Collected data:
((

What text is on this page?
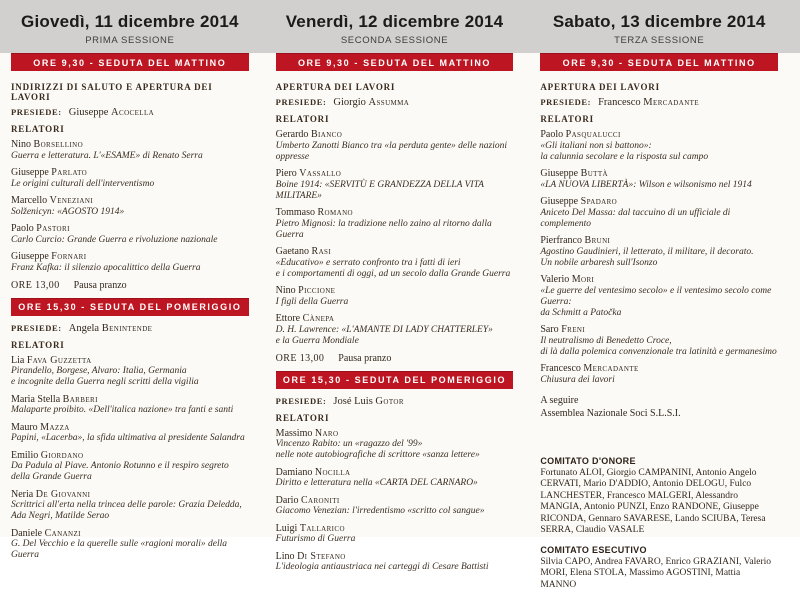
Giovedì, 11 dicembre 2014
PRIMA SESSIONE
ORE 9,30 - SEDUTA DEL MATTINO
INDIRIZZI DI SALUTO E APERTURA DEI LAVORI
PRESIEDE: Giuseppe Acocella
RELATORI
Nino Borsellino
Guerra e letteratura. L'«ESAME» di Renato Serra
Giuseppe Parlato
Le origini culturali dell'interventismo
Marcello Veneziani
Solženicyn: «AGOSTO 1914»
Paolo Pastori
Carlo Curcio: Grande Guerra e rivoluzione nazionale
Giuseppe Fornari
Franz Kafka: il silenzio apocalittico della Guerra
ORE 13,00 Pausa pranzo
ORE 15,30 - SEDUTA DEL POMERIGGIO
PRESIEDE: Angela Benintende
RELATORI
Lia Fava Guzzetta
Pirandello, Borgese, Alvaro: Italia, Germania
e incognite della Guerra negli scritti della vigilia
Maria Stella Barberi
Malaparte proibito. «Dell'italica nazione» tra fanti e santi
Mauro Mazza
Papini, «Lacerba», la sfida ultimativa al presidente Salandra
Emilio Giordano
Da Padula al Piave. Antonio Rotunno e il respiro segreto
della Grande Guerra
Neria De Giovanni
Scrittrici all'erta nella trincea delle parole: Grazia Deledda,
Ada Negri, Matilde Serao
Daniele Cananzi
G. Del Vecchio e la querelle sulle «ragioni morali» della Guerra
Venerdì, 12 dicembre 2014
SECONDA SESSIONE
ORE 9,30 - SEDUTA DEL MATTINO
APERTURA DEI LAVORI
PRESIEDE: Giorgio Assumma
RELATORI
Gerardo Bianco
Umberto Zanotti Bianco tra «la perduta gente» delle nazioni oppresse
Piero Vassallo
Boine 1914: «SERVITÙ E GRANDEZZA DELLA VITA MILITARE»
Tommaso Romano
Pietro Mignosi: la tradizione nello zaino al ritorno dalla Guerra
Gaetano Rasi
«Educativo» e serrato confronto tra i fatti di ieri
e i comportamenti di oggi, ad un secolo dalla Grande Guerra
Nino Piccione
I figli della Guerra
Ettore Cànepa
D. H. Lawrence: «L'AMANTE DI LADY CHATTERLEY»
e la Guerra Mondiale
ORE 13,00 Pausa pranzo
ORE 15,30 - SEDUTA DEL POMERIGGIO
PRESIEDE: José Luis Gotor
RELATORI
Massimo Naro
Vincenzo Rabito: un «ragazzo del '99»
nelle note autobiografiche di scrittore «sanza lettere»
Damiano Nocilla
Diritto e letteratura nella «CARTA DEL CARNARO»
Dario Caroniti
Giacomo Venezian: l'irredentismo «scritto col sangue»
Luigi Tallarico
Futurismo di Guerra
Lino Di Stefano
L'ideologia antiaustriaca nei carteggi di Cesare Battisti
Sabato, 13 dicembre 2014
TERZA SESSIONE
ORE 9,30 - SEDUTA DEL MATTINO
APERTURA DEI LAVORI
PRESIEDE: Francesco Mercadante
RELATORI
Paolo Pasqualucci
«Gli italiani non si battono»:
la calunnia secolare e la risposta sul campo
Giuseppe Buttà
«LA NUOVA LIBERTÀ»: Wilson e wilsonismo nel 1914
Giuseppe Spadaro
Aniceto Del Massa: dal taccuino di un ufficiale di complemento
Pierfranco Bruni
Agostino Gaudinieri, il letterato, il militare, il decorato.
Un nobile arbaresh sull'Isonzo
Valerio Mori
«Le guerre del ventesimo secolo» e il ventesimo secolo come Guerra:
da Schmitt a Patočka
Saro Freni
Il neutralismo di Benedetto Croce,
di là dalla polemica convenzionale tra latinità e germanesimo
Francesco Mercadante
Chiusura dei lavori
A seguire
Assemblea Nazionale Soci S.L.S.I.
COMITATO D'ONORE
Fortunato ALOI, Giorgio CAMPANINI, Antonio Angelo CERVATI, Mario D'ADDIO, Antonio DELOGU, Fulco LANCHESTER, Francesco MALGERI, Alessandro MANGIA, Antonio PUNZI, Enzo RANDONE, Giuseppe RICONDA, Gennaro SAVARESE, Lando SCIUBA, Teresa SERRA, Claudio VASALE
COMITATO ESECUTIVO
Silvia CAPO, Andrea FAVARO, Enrico GRAZIANI, Valerio MORI, Elena STOLA, Massimo AGOSTINI, Mattia MANNO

))

* [Stated task]: Find each line holding the string "Francesco" and copy it out.

* [Output of the task]:
PRESIEDE: Francesco Mercadante
Francesco Mercadante
Fortunato ALOI, Giorgio CAMPANINI, Antonio Angelo CERVATI, Mario D'ADDIO, Antonio DELOGU, Fulco LANCHESTER, Francesco MALGERI, Alessandro MANGIA, Antonio PUNZI, Enzo RANDONE, Giuseppe RICONDA, Gennaro SAVARESE, Lando SCIUBA, Teresa SERRA, Claudio VASALE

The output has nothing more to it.